■ **DIRECTIONS**
Reproduce all of the data exactly, with no line skipped.

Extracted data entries
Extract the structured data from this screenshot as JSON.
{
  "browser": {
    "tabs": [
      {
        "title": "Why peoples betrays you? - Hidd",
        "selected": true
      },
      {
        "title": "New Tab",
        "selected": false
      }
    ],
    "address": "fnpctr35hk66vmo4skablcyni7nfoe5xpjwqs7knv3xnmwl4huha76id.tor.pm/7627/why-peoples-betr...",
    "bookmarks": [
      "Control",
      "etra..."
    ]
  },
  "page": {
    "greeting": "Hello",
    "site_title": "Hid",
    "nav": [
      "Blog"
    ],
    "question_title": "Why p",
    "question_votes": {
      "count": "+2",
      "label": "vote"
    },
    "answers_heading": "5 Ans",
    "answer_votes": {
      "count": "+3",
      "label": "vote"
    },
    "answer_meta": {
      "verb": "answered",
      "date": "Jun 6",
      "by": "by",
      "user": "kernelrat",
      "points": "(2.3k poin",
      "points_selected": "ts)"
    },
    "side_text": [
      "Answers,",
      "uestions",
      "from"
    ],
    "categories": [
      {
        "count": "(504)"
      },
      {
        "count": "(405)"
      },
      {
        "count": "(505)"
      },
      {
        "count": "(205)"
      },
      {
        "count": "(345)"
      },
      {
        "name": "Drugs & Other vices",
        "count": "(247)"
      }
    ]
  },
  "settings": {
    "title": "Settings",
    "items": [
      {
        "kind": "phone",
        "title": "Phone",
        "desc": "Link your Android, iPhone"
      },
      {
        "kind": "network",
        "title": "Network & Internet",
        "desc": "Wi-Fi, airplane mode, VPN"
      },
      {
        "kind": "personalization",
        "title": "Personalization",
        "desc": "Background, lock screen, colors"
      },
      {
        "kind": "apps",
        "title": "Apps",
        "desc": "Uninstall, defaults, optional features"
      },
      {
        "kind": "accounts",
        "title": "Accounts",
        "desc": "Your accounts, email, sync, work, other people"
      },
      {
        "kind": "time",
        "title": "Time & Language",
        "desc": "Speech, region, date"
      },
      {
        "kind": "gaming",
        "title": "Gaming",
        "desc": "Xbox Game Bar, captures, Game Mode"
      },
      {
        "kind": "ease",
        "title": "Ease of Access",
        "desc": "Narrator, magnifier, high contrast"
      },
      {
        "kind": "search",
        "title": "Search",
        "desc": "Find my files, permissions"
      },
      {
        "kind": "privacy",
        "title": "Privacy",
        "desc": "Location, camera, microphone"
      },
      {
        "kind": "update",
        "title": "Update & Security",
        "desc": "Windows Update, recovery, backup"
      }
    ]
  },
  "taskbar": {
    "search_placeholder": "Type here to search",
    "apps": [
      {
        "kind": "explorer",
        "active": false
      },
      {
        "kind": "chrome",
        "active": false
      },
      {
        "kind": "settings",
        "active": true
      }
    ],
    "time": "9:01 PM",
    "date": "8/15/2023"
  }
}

■ **EXERCISE OUTPUT**
Extract the structured data from this screenshot as JSON.
{
  "browser": {
    "tabs": [
      {
        "title": "Why peoples betrays you? - Hidd",
        "selected": true
      },
      {
        "title": "New Tab",
        "selected": false
      }
    ],
    "address": "fnpctr35hk66vmo4skablcyni7nfoe5xpjwqs7knv3xnmwl4huha76id.tor.pm/7627/why-peoples-betr...",
    "bookmarks": [
      "Control",
      "etra..."
    ]
  },
  "page": {
    "greeting": "Hello",
    "site_title": "Hid",
    "nav": [
      "Blog"
    ],
    "question_title": "Why p",
    "question_votes": {
      "count": "+2",
      "label": "vote"
    },
    "answers_heading": "5 Ans",
    "answer_votes": {
      "count": "+3",
      "label": "vote"
    },
    "answer_meta": {
      "verb": "answered",
      "date": "Jun 6",
      "by": "by",
      "user": "kernelrat",
      "points": "(2.3k poin",
      "points_selected": "ts)"
    },
    "side_text": [
      "Answers,",
      "uestions",
      "from"
    ],
    "categories": [
      {
        "count": "(504)"
      },
      {
        "count": "(405)"
      },
      {
        "count": "(505)"
      },
      {
        "count": "(205)"
      },
      {
        "count": "(345)"
      },
      {
        "name": "Drugs & Other vices",
        "count": "(247)"
      }
    ]
  },
  "settings": {
    "title": "Settings",
    "items": [
      {
        "kind": "phone",
        "title": "Phone",
        "desc": "Link your Android, iPhone"
      },
      {
        "kind": "network",
        "title": "Network & Internet",
        "desc": "Wi-Fi, airplane mode, VPN"
      },
      {
        "kind": "personalization",
        "title": "Personalization",
        "desc": "Background, lock screen, colors"
      },
      {
        "kind": "apps",
        "title": "Apps",
        "desc": "Uninstall, defaults, optional features"
      },
      {
        "kind": "accounts",
        "title": "Accounts",
        "desc": "Your accounts, email, sync, work, other people"
      },
      {
        "kind": "time",
        "title": "Time & Language",
        "desc": "Speech, region, date"
      },
      {
        "kind": "gaming",
        "title": "Gaming",
        "desc": "Xbox Game Bar, captures, Game Mode"
      },
      {
        "kind": "ease",
        "title": "Ease of Access",
        "desc": "Narrator, magnifier, high contrast"
      },
      {
        "kind": "search",
        "title": "Search",
        "desc": "Find my files, permissions"
      },
      {
        "kind": "privacy",
        "title": "Privacy",
        "desc": "Location, camera, microphone"
      },
      {
        "kind": "update",
        "title": "Update & Security",
        "desc": "Windows Update, recovery, backup"
      }
    ]
  },
  "taskbar": {
    "search_placeholder": "Type here to search",
    "apps": [
      {
        "kind": "explorer",
        "active": false
      },
      {
        "kind": "chrome",
        "active": false
      },
      {
        "kind": "settings",
        "active": true
      }
    ],
    "time": "9:01 PM",
    "date": "8/15/2023"
  }
}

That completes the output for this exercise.